■ PAGE:
Pivot account date list to account start and end dates with missing dates

Question

Pivot account date list to account start and end dates with missing dates

SSC-Addicted

Points: 427

July 3, 2019 at 2:50 pm

I have this requirement to convert a list of account active dates to summarize the active start and end dates for each sequence of dates. For example, this is the list of active dates for two accounts.

And this is the required result set.

However, it's been a puzzle on how to actually do this. Has anyone done this before?

Here's some code with sample data.

If Object_Id('dbo.account_active') Is Not Null
Drop Table dbo.account_active;

Create Table dbo.account_active(
    account_active_id int Identity(1,1),
    account_id int,
    active_date date);

Insert Into dbo.account_active(
    account_id,
    active_date)
Values
    (1,'2019-01-01'),
    (1,'2019-01-02'),
    (1,'2019-01-03'),
    (1,'2019-01-06'),
    (1,'2019-01-07'),
    (1,'2019-01-08'),
    (1,'2019-01-09'),
    (1,'2019-01-10'),
    (1,'2019-01-11'),
    (1,'2019-01-28'),
    (1,'2019-01-29'),
    (1,'2019-01-30'),
    (1,'2019-01-31'),
    (2,'2019-01-16'),
    (2,'2019-01-25'),
    (2,'2019-01-26');

Select 
    aa.account_id,
    aa.active_date
From 
    dbo.account_active As aa;

Thank you!

Viewing 10 posts - 1 through 9 (of 9 total)

You must be logged in to reply to this topic. Login to reply

DesNorton SSC-Insane Points: 24439 More actions · Answer 1

The following code is based on a solution previously provided by Drew Allen

https://www.sqlservercentral.com/Forums/FindPost2025579.aspx

WITH cteStart AS (
  SELECT  aa.account_id, aa.active_date
        , aa.account_active_id
        , is_start = CASE WHEN aa.active_date > DATEADD(dd, 1, LAG( aa.active_date ) OVER (PARTITION BY aa.account_id ORDER BY aa.active_date)) THEN 1 ELSE 0 END
  FROM    dbo.account_active AS aa
  )
, cteGroup AS (
      SELECT  *, grp = SUM( s.is_start ) OVER ( PARTITION BY s.account_id ORDER BY s.active_date ROWS UNBOUNDED PRECEDING )
      FROM    cteStart AS s
)
SELECT    g.account_id
        , active_date_start = MIN( g.active_date )
        , active_date_end   = MAX( g.active_date )

■ SET TASK A: In the rows, extract the lines starting at the line containing "data-label-0: +0.45% <box>198 73 278 97</box>" and ending at the line containing "y-axis-label: 등락 (%) <box>13 433 38 519</box>", both included, and repeat them exactly.
The rows have no connection to the forum thread above.

■ DATA ROWS:

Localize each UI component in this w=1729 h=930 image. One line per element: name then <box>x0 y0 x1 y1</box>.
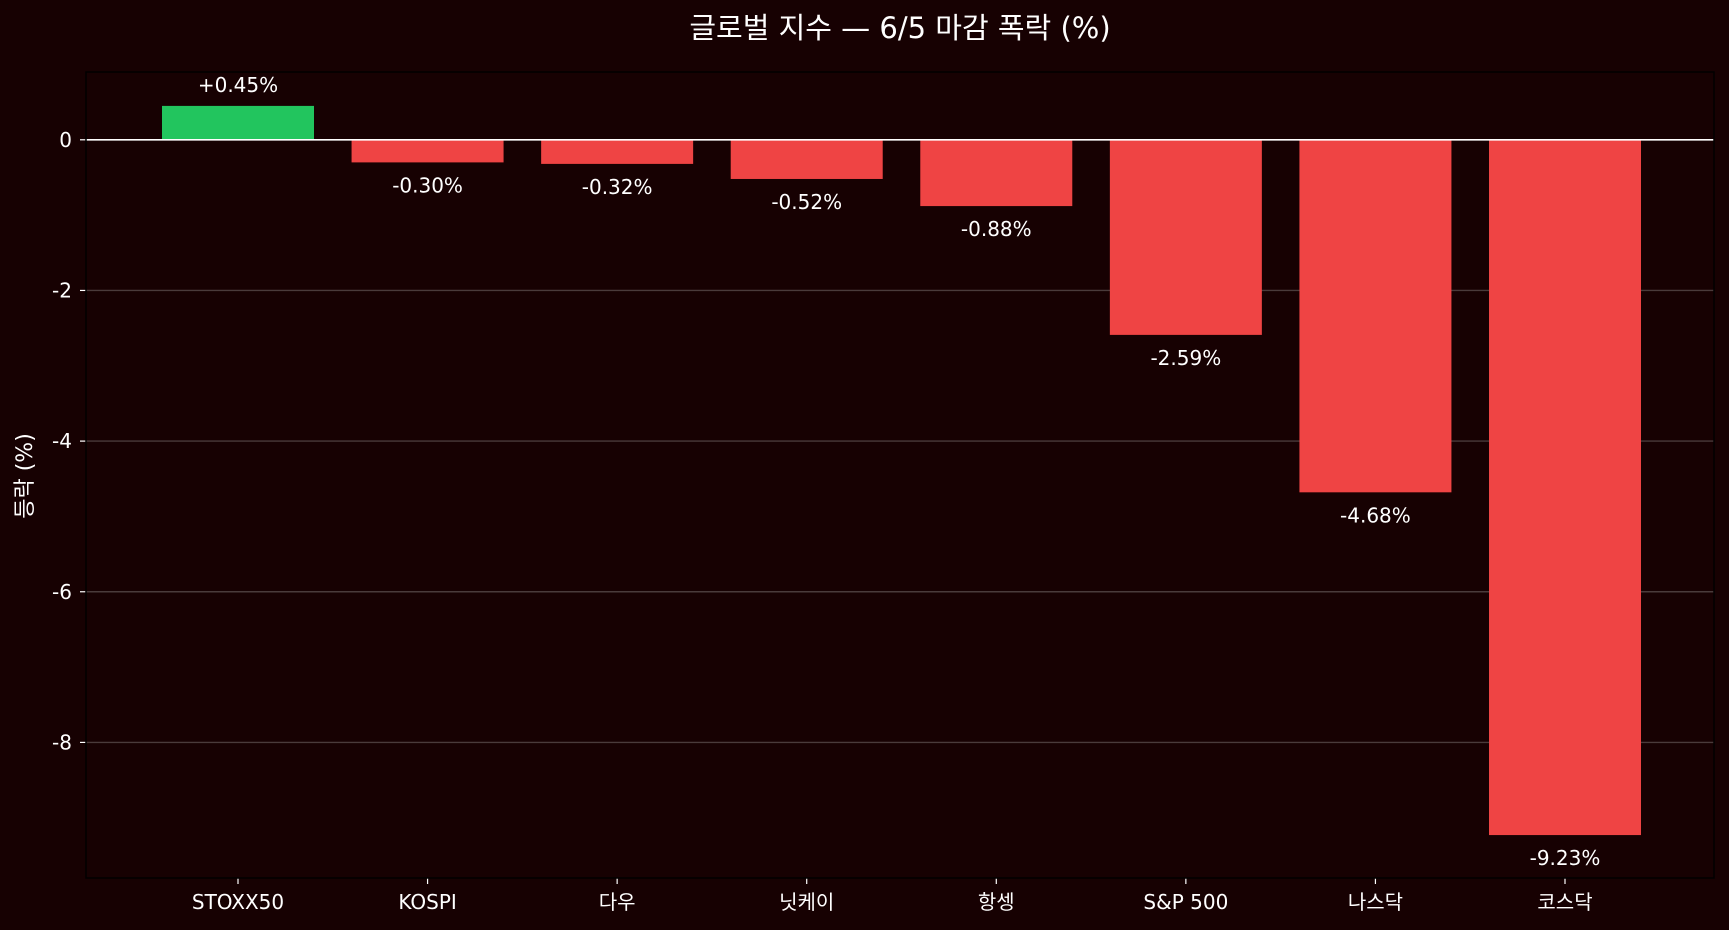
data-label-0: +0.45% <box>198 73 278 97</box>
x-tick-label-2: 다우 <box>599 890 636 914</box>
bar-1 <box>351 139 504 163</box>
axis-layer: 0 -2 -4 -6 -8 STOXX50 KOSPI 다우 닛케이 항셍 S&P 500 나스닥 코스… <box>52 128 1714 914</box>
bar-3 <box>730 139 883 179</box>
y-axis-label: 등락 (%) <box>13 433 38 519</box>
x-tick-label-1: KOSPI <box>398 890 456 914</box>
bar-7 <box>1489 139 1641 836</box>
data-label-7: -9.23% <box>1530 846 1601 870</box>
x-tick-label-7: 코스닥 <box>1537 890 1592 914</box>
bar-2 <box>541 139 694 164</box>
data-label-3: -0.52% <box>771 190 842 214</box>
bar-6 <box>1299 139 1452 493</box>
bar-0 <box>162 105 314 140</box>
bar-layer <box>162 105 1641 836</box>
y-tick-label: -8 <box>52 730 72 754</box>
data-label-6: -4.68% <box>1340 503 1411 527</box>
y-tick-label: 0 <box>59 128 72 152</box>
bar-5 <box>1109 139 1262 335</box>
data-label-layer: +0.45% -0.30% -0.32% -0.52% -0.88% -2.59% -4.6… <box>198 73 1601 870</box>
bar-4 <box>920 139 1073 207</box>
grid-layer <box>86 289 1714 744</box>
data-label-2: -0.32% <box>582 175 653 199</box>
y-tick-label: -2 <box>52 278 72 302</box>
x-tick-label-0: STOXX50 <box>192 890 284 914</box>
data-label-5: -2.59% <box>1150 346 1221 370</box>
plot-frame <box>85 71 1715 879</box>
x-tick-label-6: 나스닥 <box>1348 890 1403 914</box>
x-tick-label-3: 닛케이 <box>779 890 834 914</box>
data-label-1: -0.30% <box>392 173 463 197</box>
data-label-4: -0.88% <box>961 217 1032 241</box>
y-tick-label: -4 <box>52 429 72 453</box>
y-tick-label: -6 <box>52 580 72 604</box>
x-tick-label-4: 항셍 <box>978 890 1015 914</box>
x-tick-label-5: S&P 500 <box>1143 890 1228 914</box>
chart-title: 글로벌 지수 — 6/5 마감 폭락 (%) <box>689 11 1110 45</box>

■ SET TASK B: Decide whether each statement agrees with the forum thread, answering yes or no and quoting the words from the thread that decide it: (i) The sample table includes a column named active_date of type date. (ii) The sample data covers active dates for three accounts. (iii) The code in the reply is based on a solution previously provided by Drew Allen.

■ CORRECT RESULT A:
data-label-0: +0.45% <box>198 73 278 97</box>
x-tick-label-2: 다우 <box>599 890 636 914</box>
bar-1 <box>351 139 504 163</box>
axis-layer: 0 -2 -4 -6 -8 STOXX50 KOSPI 다우 닛케이 항셍 S&P 500 나스닥 코스… <box>52 128 1714 914</box>
bar-3 <box>730 139 883 179</box>
y-axis-label: 등락 (%) <box>13 433 38 519</box>

■ CORRECT RESULT B:
(i) Yes: "active_date date"
(ii) No: "this is the list of active dates for two accounts"
(iii) Yes: "The following code is based on a solution previously provided by Drew Allen"